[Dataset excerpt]
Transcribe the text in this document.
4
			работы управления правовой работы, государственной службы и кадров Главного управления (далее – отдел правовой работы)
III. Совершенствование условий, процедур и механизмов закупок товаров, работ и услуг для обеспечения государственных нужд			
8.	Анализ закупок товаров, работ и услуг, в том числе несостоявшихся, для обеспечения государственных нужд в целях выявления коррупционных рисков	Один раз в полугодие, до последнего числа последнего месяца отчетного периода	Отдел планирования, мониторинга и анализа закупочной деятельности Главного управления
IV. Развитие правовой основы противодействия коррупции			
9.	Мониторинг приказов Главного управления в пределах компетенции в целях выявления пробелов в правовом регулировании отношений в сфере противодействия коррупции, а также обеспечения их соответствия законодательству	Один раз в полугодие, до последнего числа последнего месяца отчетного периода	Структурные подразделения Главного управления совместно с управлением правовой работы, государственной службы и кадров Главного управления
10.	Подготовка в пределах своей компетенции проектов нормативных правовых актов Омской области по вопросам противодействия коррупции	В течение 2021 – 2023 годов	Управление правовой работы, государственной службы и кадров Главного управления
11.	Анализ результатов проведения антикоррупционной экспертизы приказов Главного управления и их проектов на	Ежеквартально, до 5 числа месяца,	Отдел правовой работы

--

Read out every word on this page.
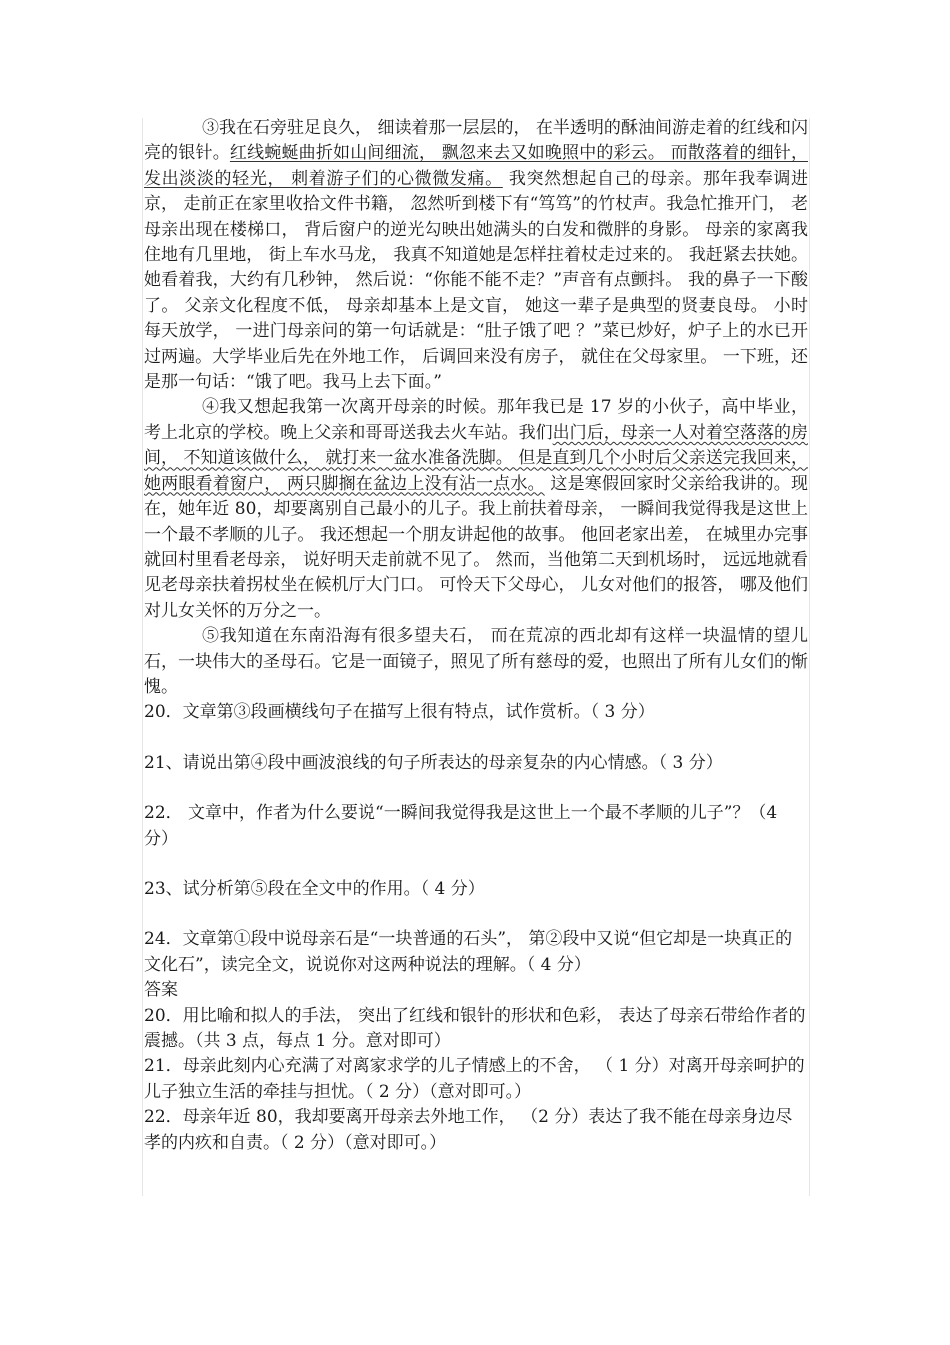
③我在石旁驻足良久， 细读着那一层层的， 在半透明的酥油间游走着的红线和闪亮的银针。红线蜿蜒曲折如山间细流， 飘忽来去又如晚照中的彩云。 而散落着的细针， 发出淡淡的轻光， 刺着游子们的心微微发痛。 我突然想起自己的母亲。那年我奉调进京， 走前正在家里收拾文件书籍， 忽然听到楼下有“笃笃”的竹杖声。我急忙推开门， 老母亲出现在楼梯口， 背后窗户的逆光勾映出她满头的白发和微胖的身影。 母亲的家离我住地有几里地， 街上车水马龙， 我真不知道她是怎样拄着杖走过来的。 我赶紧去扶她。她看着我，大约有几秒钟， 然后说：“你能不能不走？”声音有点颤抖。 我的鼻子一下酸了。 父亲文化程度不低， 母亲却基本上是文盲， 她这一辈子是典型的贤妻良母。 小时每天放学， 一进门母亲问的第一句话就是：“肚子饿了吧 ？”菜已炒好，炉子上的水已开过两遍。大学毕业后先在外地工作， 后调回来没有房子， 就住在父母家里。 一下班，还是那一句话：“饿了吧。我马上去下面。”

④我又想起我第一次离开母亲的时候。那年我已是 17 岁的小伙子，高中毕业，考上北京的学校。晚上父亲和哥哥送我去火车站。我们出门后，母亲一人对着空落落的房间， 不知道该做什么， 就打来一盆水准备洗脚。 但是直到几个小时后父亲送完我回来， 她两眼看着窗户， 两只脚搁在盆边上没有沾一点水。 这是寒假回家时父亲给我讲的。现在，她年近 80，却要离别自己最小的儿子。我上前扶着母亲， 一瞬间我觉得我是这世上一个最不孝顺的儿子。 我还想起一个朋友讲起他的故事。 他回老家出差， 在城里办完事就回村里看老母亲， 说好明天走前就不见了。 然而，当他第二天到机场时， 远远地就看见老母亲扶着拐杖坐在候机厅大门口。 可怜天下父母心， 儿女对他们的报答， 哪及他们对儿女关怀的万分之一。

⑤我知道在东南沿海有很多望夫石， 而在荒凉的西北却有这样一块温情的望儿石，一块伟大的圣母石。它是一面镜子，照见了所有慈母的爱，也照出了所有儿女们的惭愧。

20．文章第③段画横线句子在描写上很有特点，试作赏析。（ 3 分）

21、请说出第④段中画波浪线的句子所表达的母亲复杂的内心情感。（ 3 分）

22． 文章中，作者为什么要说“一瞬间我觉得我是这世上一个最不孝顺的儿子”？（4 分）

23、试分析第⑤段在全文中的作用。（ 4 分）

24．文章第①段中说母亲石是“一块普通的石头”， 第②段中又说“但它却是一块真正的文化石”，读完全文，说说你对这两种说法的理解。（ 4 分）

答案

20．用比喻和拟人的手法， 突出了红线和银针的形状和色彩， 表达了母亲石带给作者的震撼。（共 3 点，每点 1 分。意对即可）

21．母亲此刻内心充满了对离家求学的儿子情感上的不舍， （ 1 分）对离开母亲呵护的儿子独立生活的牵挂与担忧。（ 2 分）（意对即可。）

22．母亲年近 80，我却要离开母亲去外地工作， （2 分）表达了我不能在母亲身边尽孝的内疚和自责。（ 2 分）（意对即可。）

* * *

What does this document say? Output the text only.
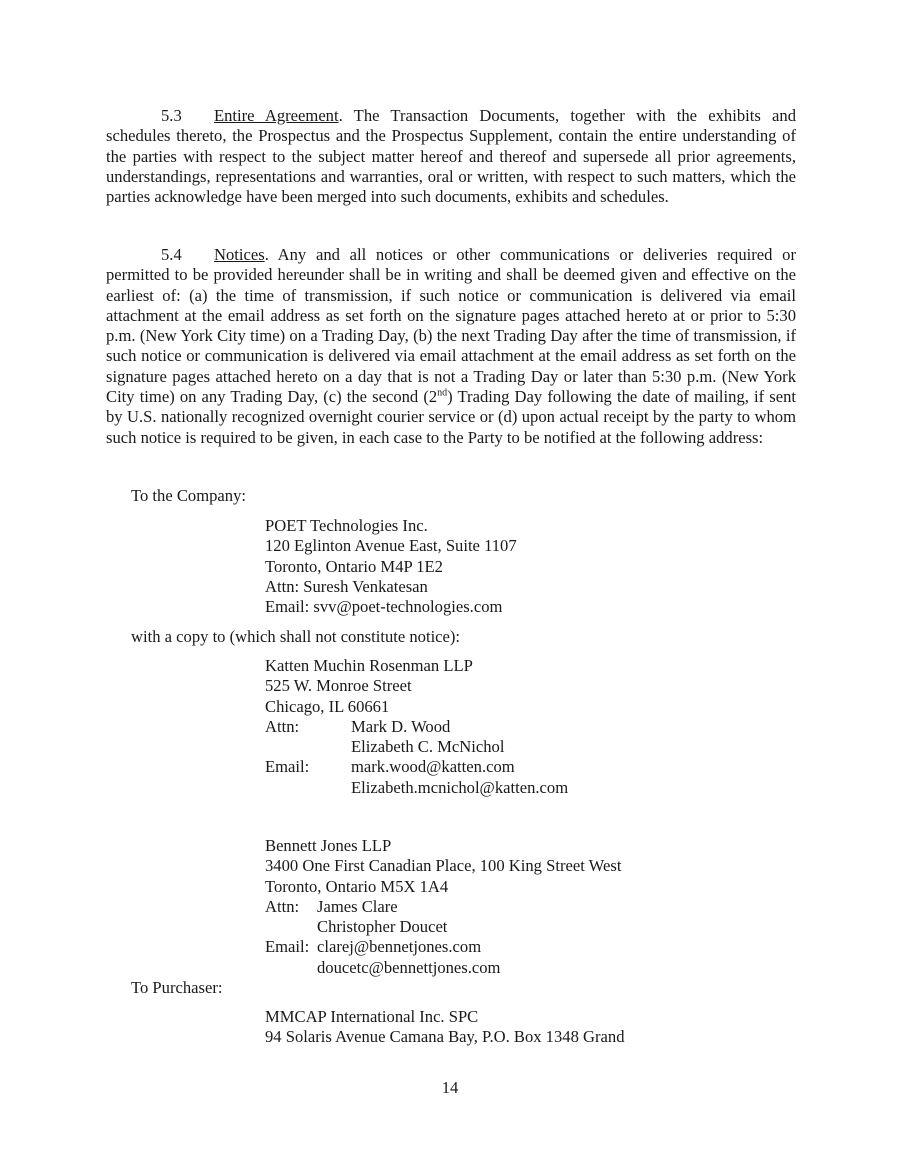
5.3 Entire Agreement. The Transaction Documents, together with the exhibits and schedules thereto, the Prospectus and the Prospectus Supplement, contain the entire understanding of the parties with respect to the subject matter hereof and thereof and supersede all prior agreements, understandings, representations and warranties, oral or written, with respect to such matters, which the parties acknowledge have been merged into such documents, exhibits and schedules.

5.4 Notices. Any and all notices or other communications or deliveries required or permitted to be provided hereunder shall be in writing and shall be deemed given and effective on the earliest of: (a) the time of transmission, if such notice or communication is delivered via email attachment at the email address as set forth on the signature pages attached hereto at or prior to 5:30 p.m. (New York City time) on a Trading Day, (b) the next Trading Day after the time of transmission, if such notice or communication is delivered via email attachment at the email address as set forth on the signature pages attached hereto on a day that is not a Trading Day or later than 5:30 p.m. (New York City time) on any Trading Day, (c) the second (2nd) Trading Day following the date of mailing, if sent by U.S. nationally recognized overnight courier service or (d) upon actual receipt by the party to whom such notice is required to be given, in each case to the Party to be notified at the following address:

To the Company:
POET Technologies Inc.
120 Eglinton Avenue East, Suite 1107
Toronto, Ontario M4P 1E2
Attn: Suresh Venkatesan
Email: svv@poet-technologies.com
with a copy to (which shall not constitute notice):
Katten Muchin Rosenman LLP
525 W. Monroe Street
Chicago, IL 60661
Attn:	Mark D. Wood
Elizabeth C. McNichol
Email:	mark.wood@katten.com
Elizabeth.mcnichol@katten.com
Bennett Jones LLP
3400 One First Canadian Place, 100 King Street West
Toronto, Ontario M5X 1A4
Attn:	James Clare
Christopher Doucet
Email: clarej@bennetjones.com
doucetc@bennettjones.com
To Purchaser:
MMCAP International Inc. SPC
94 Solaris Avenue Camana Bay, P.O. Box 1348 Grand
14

Exercise brief:
Read the entries above, then pull out the lines that include "Avenue".

Written answer:
120 Eglinton Avenue East, Suite 1107
94 Solaris Avenue Camana Bay, P.O. Box 1348 Grand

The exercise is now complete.